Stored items
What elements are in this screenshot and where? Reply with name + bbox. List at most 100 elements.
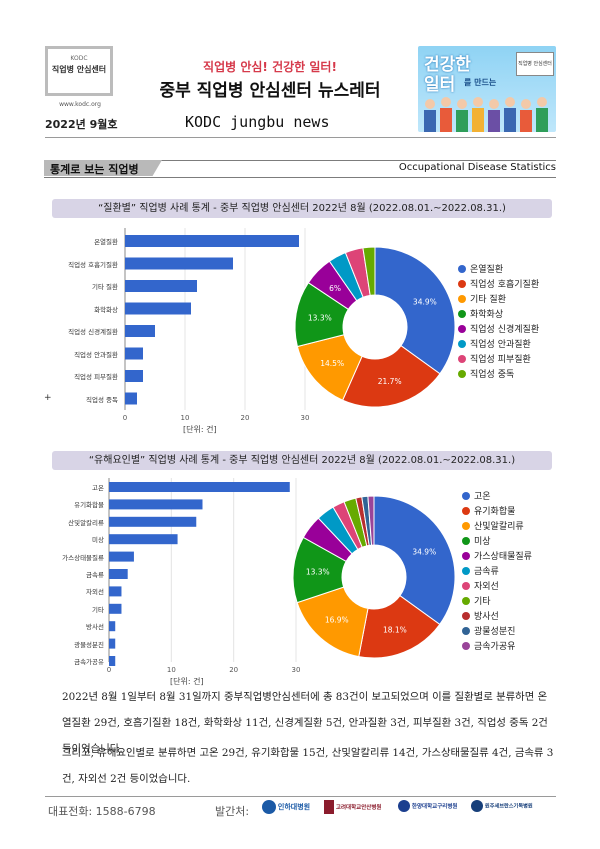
donut-slice [367, 495, 375, 546]
bar-category-label: 미상 [92, 536, 104, 545]
bar-tick-label: 10 [167, 666, 176, 674]
donut1-legend: 온열질환 직업성 호흡기질환 기타 질환 화학화상 직업성 신경계질환 직업성 안과질환 직… [458, 263, 558, 383]
legend-label: 직업성 호흡기질환 [470, 280, 540, 290]
legend-swatch-icon [462, 552, 470, 560]
bar-category-label: 직업성 호흡기질환 [68, 260, 118, 269]
bar-tick-label: 30 [301, 414, 310, 422]
bar2-unit: [단위: 건] [170, 677, 204, 686]
legend-swatch-icon [458, 265, 466, 273]
bar-tick-label: 0 [123, 414, 127, 422]
legend-swatch-icon [458, 310, 466, 318]
bar-category-label: 고온 [92, 484, 104, 492]
legend-entry: 광물성분진 [462, 625, 562, 640]
legend-label: 기타 질환 [470, 295, 506, 305]
legend-entry: 직업성 중독 [458, 368, 558, 383]
legend-entry: 금속가공유 [462, 640, 562, 655]
bar-category-label: 직업성 신경계질환 [68, 328, 118, 336]
summary-paragraph-2: 그리고, 유해요인별로 분류하면 고온 29건, 유기화합물 15건, 산및알칼… [62, 747, 554, 785]
legend-label: 직업성 중독 [470, 370, 515, 380]
hospital-logo-korea: 고려대학교안산병원 [324, 800, 381, 820]
bar-category-label: 직업성 피부질환 [74, 373, 118, 381]
bar-category-label: 금속가공유 [74, 658, 104, 666]
bar [125, 257, 233, 270]
bar-tick-label: 10 [181, 414, 190, 422]
legend-swatch-icon [458, 370, 466, 378]
banner-text-1: 건강한 [424, 55, 471, 75]
hospital-name: 고려대학교안산병원 [335, 805, 382, 811]
legend-entry: 미상 [462, 535, 562, 550]
legend-entry: 온열질환 [458, 263, 558, 278]
legend-label: 방사선 [474, 612, 499, 622]
legend-swatch-icon [458, 355, 466, 363]
section-top-line [44, 160, 556, 161]
legend-label: 온열질환 [470, 265, 504, 275]
bar-category-label: 광물성분진 [74, 640, 104, 649]
legend-label: 금속가공유 [474, 642, 516, 652]
bar [109, 482, 290, 492]
bar [109, 603, 122, 614]
legend-label: 고온 [474, 492, 491, 502]
bar-category-label: 기타 [92, 605, 104, 614]
header-divider [45, 137, 556, 138]
legend-label: 자외선 [474, 582, 499, 592]
legend-entry: 직업성 피부질환 [458, 353, 558, 368]
legend-label: 직업성 안과질환 [470, 340, 531, 350]
hanyang-emblem-icon [398, 800, 410, 812]
bar-category-label: 산및알칼리류 [68, 518, 104, 527]
legend-swatch-icon [462, 597, 470, 605]
kodc-logo: KODC 직업병 안심센터 [45, 46, 113, 96]
bar [109, 516, 197, 527]
donut-slice-label: 18.1% [383, 626, 407, 635]
legend-label: 기타 [474, 597, 491, 607]
legend-swatch-icon [462, 582, 470, 590]
legend-label: 미상 [474, 537, 491, 547]
section-english-title: Occupational Disease Statistics [398, 162, 556, 173]
legend-swatch-icon [462, 642, 470, 650]
phone-number: 대표전화: 1588-6798 [48, 805, 156, 818]
bar-category-label: 직업성 안과질환 [74, 350, 118, 359]
legend-label: 유기화합물 [474, 507, 516, 517]
legend-entry: 직업성 호흡기질환 [458, 278, 558, 293]
banner-text-3: 를 만드는 [464, 78, 497, 87]
bar [125, 302, 191, 315]
legend-label: 산및알칼리류 [474, 522, 524, 532]
legend-swatch-icon [462, 522, 470, 530]
hospital-name: 한양대학교구리병원 [411, 804, 458, 810]
legend-label: 가스상태물질류 [474, 552, 532, 562]
bar [125, 325, 155, 337]
korea-univ-emblem-icon [324, 800, 334, 814]
donut-slice-label: 14.5% [320, 359, 344, 368]
legend-entry: 직업성 안과질환 [458, 338, 558, 353]
bar [109, 534, 178, 545]
legend-swatch-icon [462, 507, 470, 515]
legend-swatch-icon [462, 492, 470, 500]
bar [109, 621, 116, 632]
banner-badge: 직업병 안심센터 [516, 52, 554, 76]
bar [109, 499, 203, 510]
bar1-category-labels: 온열질환 직업성 호흡기질환 기타 질환 화학화상 직업성 신경계질환 직업성 안과질환 직… [40, 0, 120, 849]
legend-entry: 자외선 [462, 580, 562, 595]
bar-category-label: 화학화상 [94, 305, 118, 314]
wonju-emblem-icon [471, 800, 483, 812]
summary-paragraph-1: 2022년 8월 1일부터 8월 31일까지 중부직업병안심센터에 총 83건이… [62, 691, 548, 755]
legend-label: 직업성 피부질환 [470, 355, 531, 365]
section-title: 통계로 보는 직업병 [50, 163, 139, 176]
bar [109, 551, 134, 562]
logo-name: 직업병 안심센터 [51, 65, 107, 74]
legend-swatch-icon [458, 280, 466, 288]
legend-swatch-icon [458, 295, 466, 303]
legend-label: 화학화상 [470, 310, 504, 320]
legend-label: 금속류 [474, 567, 499, 577]
legend-entry: 화학화상 [458, 308, 558, 323]
bar-tick-label: 30 [292, 666, 301, 674]
chart1-heading: “질환별” 직업병 사례 통계 - 중부 직업병 안심센터 2022년 8월 (… [52, 199, 552, 218]
section-bottom-line [44, 177, 556, 178]
bar-tick-label: 20 [241, 414, 250, 422]
legend-entry: 유기화합물 [462, 505, 562, 520]
legend-swatch-icon [462, 567, 470, 575]
legend-swatch-icon [462, 612, 470, 620]
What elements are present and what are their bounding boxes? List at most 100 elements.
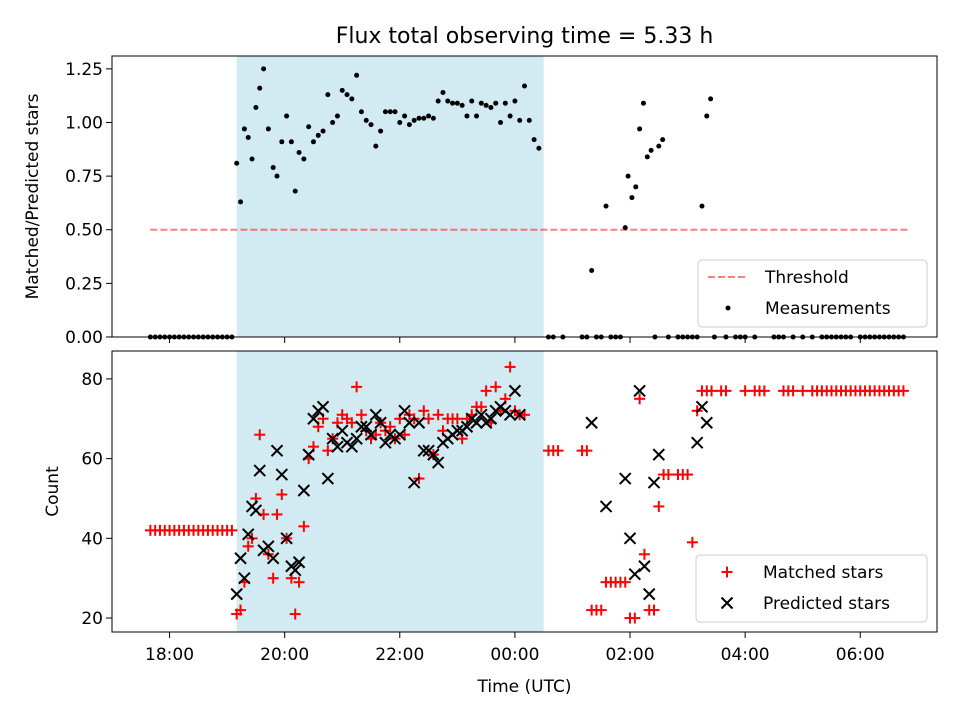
measurement-point: [349, 96, 355, 102]
matched-star-point: [552, 445, 564, 457]
measurement-point: [440, 89, 446, 95]
matched-star-point: [758, 385, 770, 397]
measurement-point: [344, 92, 350, 98]
predicted-star-point-b: [398, 404, 411, 417]
matched-star-point: [289, 608, 301, 620]
matched-star-point: [235, 604, 247, 616]
predicted-star-point: [249, 504, 263, 517]
predicted-star-point-b: [242, 528, 255, 541]
measurement-point: [502, 100, 508, 106]
predicted-star-point-b: [379, 436, 392, 449]
predicted-star-point-b: [355, 420, 368, 433]
predicted-star-point: [393, 428, 406, 441]
predicted-star-point: [289, 564, 302, 577]
predicted-star-point: [321, 472, 335, 485]
measurement-point: [402, 113, 408, 119]
predicted-star-point: [652, 448, 666, 461]
predicted-star-point-b: [403, 416, 416, 429]
y-tick-label: 1.00: [65, 113, 103, 133]
matched-star-point: [298, 520, 310, 532]
measurement-point: [445, 98, 451, 104]
predicted-star-point: [355, 420, 368, 433]
measurement-point: [320, 128, 326, 134]
measurement-point: [498, 119, 504, 125]
measurement-point: [261, 66, 267, 72]
predicted-star-point-b: [238, 571, 251, 585]
legend-plus-mark: [721, 566, 733, 578]
legend-measurements-label: Measurements: [765, 299, 891, 319]
predicted-star-point-b: [417, 444, 430, 457]
matched-star-point: [346, 417, 358, 429]
count-panel-ticks: 20 40 60 80 18:00 20:00 22:00 00:00 02:00 04:00 06…: [81, 370, 884, 665]
predicted-star-point-b: [270, 444, 284, 457]
y-tick-label: 0.50: [65, 221, 103, 241]
measurement-point: [526, 117, 532, 123]
predicted-star-point: [270, 444, 284, 457]
predicted-star-point: [585, 416, 598, 429]
matched-star-point: [351, 381, 363, 393]
predicted-star-point: [275, 468, 289, 481]
predicted-star-point: [633, 384, 646, 398]
measurement-point: [493, 100, 499, 106]
legend-predicted-label: Predicted stars: [763, 594, 890, 614]
predicted-star-point: [364, 428, 378, 441]
predicted-star-point: [302, 448, 315, 461]
predicted-star-point: [643, 587, 656, 601]
predicted-star-point: [369, 408, 383, 421]
predicted-star-point: [266, 552, 280, 565]
measurement-point: [512, 98, 518, 104]
x-tick-label: 00:00: [490, 645, 539, 665]
predicted-star-point: [647, 476, 661, 489]
measurement-point: [454, 100, 460, 106]
ratio-panel-ticks: 0.00 0.25 0.50 0.75 1.00 1.25: [65, 60, 861, 348]
predicted-star-point-b: [369, 408, 383, 421]
observing-interval-shade: [236, 56, 544, 337]
x-tick-label: 06:00: [836, 645, 885, 665]
measurement-point: [392, 109, 398, 115]
predicted-star-point-b: [407, 476, 421, 489]
predicted-star-point-b: [628, 567, 642, 581]
predicted-star-point: [460, 420, 474, 433]
predicted-star-point-b: [307, 412, 320, 425]
matched-star-point: [648, 604, 660, 616]
ratio-y-axis-label: Matched/Predicted stars: [23, 93, 43, 299]
matched-star-point: [595, 604, 607, 616]
predicted-star-point: [619, 472, 632, 485]
predicted-star-point: [307, 412, 320, 425]
predicted-star-point: [417, 444, 430, 457]
y-tick-label: 0.00: [65, 328, 103, 348]
legend-matched-label: Matched stars: [763, 563, 883, 583]
measurement-point: [358, 109, 364, 115]
measurement-point: [245, 135, 251, 141]
legend-matched-swatch: [721, 566, 733, 578]
predicted-star-point-b: [262, 540, 275, 553]
x-tick-label: 22:00: [375, 645, 424, 665]
predicted-star-point: [503, 408, 517, 421]
matched-star-point: [706, 385, 718, 397]
predicted-star-point-b: [253, 464, 266, 477]
predicted-star-point: [513, 408, 526, 421]
predicted-star-point: [484, 412, 498, 425]
predicted-star-point-b: [412, 416, 426, 429]
predicted-star-point-b: [652, 448, 666, 461]
matched-star-point: [686, 536, 698, 548]
measurement-point: [315, 132, 321, 138]
predicted-star-point-b: [503, 408, 517, 421]
measurement-point: [234, 160, 240, 166]
measurement-point: [387, 109, 393, 115]
predicted-star-point-b: [643, 587, 656, 601]
matched-star-point: [254, 429, 266, 441]
predicted-star-point-b: [599, 500, 613, 513]
y-tick-label: 0.25: [65, 274, 103, 294]
matched-star-point: [662, 469, 674, 481]
y-tick-label: 0.75: [65, 167, 103, 187]
measurement-point: [284, 113, 290, 119]
matched-star-point: [475, 401, 487, 413]
predicted-star-point-b: [393, 428, 406, 441]
predicted-star-point-b: [360, 420, 373, 433]
predicted-star-point-b: [326, 432, 339, 445]
y-tick-label: 80: [81, 370, 103, 390]
predicted-star-point-b: [700, 416, 713, 429]
predicted-star-point-b: [647, 476, 661, 489]
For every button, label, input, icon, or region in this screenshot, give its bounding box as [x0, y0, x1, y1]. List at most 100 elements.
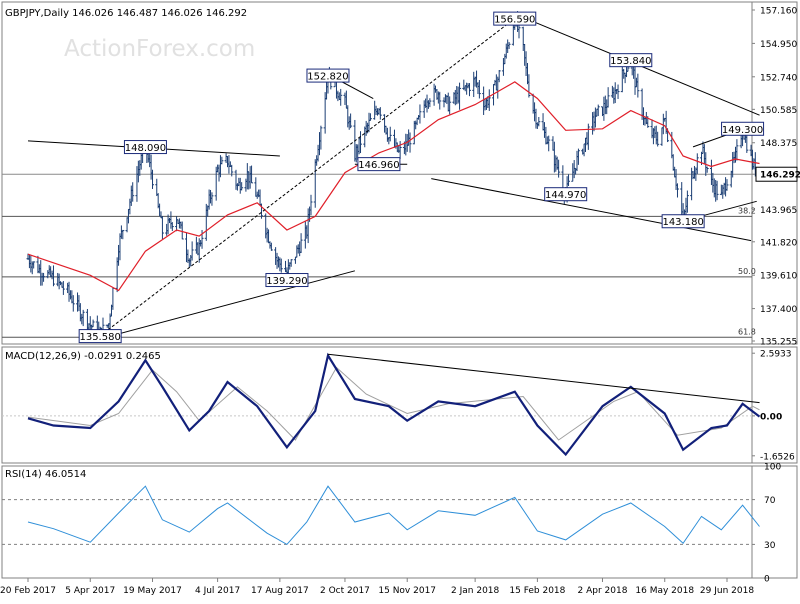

§ What the exercise asks:
In the listing, from the line with "measurement-point: [349, 96, 355, 102]" to the line with "predicted-star-point-b: [242, 528, 255, 541]", substitute "matched-point" for every "matched-star-point" and leave everything else unchanged. Return only those lines.

§ Exercise output:
measurement-point: [349, 96, 355, 102]
matched-point: [552, 445, 564, 457]
measurement-point: [440, 89, 446, 95]
matched-point: [758, 385, 770, 397]
measurement-point: [344, 92, 350, 98]
predicted-star-point-b: [398, 404, 411, 417]
matched-point: [289, 608, 301, 620]
matched-point: [235, 604, 247, 616]
predicted-star-point: [249, 504, 263, 517]
predicted-star-point-b: [242, 528, 255, 541]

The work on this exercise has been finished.